= Your task =
All lines in the data bearing the string "будет" should be identified and copied.
───
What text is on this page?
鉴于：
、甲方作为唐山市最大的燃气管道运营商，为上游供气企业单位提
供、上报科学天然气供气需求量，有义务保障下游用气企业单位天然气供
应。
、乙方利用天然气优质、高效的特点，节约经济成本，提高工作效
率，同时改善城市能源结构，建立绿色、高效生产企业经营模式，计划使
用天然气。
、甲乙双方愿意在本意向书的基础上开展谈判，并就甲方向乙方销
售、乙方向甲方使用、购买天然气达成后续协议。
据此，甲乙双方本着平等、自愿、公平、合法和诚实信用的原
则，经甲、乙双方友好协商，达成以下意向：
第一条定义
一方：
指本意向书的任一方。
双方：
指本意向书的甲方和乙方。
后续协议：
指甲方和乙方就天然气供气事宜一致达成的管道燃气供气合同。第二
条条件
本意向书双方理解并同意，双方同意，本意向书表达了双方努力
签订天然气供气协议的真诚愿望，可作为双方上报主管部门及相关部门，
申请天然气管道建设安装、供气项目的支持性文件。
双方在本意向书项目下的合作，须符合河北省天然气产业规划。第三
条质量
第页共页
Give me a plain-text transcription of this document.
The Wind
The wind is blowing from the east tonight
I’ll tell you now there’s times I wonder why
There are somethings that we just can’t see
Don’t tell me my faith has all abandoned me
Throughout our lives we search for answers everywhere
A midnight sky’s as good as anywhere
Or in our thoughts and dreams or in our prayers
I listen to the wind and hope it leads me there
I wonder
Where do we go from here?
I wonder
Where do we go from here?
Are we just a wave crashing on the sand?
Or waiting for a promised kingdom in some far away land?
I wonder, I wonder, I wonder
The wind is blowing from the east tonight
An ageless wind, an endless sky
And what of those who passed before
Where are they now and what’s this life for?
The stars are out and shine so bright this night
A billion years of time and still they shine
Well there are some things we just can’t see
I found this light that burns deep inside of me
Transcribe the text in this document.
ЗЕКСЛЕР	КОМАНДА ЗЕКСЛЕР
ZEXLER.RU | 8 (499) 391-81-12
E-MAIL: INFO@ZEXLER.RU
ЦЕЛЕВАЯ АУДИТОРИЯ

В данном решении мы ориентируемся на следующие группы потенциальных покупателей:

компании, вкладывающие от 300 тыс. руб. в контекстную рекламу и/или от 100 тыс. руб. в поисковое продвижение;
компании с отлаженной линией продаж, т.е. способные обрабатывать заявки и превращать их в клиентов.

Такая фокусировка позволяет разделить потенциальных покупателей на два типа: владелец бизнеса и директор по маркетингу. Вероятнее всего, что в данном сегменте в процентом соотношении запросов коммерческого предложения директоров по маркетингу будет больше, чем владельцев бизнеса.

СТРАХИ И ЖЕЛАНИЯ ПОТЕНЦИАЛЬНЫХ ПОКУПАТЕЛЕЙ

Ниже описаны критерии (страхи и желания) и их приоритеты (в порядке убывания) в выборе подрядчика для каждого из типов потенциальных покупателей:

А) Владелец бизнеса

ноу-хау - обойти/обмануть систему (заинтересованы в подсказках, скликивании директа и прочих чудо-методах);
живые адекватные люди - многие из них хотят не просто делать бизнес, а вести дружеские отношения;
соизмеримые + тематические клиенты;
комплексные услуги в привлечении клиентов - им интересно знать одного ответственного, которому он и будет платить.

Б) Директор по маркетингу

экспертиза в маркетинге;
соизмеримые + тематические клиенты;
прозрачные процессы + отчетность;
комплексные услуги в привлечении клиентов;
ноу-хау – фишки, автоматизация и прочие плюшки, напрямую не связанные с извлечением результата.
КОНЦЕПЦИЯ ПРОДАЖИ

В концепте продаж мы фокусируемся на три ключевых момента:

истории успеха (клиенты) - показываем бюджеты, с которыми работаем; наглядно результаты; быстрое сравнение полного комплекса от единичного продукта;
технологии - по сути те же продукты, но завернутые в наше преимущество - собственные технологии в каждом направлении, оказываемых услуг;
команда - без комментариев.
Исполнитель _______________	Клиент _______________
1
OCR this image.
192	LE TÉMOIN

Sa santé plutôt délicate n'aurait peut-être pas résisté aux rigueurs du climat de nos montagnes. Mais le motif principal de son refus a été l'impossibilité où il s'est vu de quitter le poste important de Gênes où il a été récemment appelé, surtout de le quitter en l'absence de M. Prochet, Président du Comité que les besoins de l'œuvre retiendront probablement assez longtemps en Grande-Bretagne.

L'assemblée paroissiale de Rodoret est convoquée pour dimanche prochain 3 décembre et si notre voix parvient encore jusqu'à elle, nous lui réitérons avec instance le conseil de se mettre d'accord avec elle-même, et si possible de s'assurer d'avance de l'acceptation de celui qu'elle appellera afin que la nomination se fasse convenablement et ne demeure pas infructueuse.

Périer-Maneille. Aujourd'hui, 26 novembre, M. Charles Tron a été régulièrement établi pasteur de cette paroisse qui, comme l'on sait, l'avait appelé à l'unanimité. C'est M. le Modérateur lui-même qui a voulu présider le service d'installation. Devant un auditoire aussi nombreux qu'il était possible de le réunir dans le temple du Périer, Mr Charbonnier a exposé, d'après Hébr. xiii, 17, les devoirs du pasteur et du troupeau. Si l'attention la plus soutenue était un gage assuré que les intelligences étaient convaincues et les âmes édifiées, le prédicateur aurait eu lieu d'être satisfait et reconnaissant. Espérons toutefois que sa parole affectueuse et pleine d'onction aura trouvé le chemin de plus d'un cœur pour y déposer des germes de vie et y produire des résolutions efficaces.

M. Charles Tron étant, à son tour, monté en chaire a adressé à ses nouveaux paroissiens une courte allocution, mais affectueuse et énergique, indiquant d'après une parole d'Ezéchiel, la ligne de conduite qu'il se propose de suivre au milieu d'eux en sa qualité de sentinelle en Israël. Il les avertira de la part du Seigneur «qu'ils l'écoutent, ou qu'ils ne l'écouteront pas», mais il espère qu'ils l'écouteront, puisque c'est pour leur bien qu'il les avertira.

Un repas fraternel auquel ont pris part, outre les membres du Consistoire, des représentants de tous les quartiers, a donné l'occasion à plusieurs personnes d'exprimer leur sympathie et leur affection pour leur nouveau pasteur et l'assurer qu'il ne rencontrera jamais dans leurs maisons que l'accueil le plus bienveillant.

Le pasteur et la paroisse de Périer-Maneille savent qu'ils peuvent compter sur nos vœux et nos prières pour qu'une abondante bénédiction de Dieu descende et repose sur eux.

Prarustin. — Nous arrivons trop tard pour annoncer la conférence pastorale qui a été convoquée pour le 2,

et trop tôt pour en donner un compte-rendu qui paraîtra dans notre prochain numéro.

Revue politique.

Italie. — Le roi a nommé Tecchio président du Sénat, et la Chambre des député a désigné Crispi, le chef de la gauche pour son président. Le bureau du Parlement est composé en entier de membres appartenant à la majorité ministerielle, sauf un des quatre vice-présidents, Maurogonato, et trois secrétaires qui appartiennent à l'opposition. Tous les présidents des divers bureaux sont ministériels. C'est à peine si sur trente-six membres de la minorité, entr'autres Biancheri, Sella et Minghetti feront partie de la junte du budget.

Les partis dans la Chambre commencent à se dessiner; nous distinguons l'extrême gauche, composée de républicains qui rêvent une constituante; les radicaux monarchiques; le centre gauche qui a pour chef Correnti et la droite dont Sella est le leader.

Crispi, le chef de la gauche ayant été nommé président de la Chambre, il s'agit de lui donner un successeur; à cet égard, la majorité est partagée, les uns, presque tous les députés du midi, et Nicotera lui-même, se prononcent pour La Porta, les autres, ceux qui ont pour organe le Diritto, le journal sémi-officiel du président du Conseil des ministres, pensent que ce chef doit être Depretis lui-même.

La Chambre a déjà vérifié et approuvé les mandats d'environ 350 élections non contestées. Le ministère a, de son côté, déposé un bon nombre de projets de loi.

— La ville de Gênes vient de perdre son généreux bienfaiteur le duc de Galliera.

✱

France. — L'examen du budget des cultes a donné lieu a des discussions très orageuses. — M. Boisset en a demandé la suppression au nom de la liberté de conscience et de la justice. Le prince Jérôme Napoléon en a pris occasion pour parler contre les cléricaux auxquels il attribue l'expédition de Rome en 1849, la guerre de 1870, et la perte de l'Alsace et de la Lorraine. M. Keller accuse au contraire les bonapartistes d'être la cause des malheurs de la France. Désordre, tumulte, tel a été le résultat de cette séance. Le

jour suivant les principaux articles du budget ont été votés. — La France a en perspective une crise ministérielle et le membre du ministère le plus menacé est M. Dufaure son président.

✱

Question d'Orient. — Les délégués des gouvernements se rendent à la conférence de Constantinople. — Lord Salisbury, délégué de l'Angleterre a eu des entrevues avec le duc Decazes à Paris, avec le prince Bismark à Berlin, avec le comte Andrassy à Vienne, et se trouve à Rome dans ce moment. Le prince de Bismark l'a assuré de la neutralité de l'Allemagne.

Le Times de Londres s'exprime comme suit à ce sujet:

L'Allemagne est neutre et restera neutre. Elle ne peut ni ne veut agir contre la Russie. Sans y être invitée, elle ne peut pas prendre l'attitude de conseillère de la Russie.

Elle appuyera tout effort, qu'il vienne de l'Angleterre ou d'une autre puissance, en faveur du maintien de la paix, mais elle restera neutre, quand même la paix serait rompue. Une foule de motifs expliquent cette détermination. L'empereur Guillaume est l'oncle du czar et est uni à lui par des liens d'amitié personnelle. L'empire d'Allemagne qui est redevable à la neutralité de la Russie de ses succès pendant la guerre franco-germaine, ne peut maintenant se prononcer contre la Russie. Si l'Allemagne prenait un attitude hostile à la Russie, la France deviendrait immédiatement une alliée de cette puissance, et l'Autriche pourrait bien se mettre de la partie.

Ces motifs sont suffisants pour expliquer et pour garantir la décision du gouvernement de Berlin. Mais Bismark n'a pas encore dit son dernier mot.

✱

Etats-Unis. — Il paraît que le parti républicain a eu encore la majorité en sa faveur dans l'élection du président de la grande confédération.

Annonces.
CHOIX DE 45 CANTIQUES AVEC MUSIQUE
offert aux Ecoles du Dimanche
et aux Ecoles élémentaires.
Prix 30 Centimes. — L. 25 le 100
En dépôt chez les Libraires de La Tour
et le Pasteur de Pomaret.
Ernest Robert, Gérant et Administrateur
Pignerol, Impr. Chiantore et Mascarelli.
───
= Reply =
Такая фокусировка позволяет разделить потенциальных покупателей на два типа: владелец бизнеса и директор по маркетингу. Вероятнее всего, что в данном сегменте в процентом соотношении запросов коммерческого предложения директоров по маркетингу будет больше, чем владельцев бизнеса.
комплексные услуги в привлечении клиентов - им интересно знать одного ответственного, которому он и будет платить.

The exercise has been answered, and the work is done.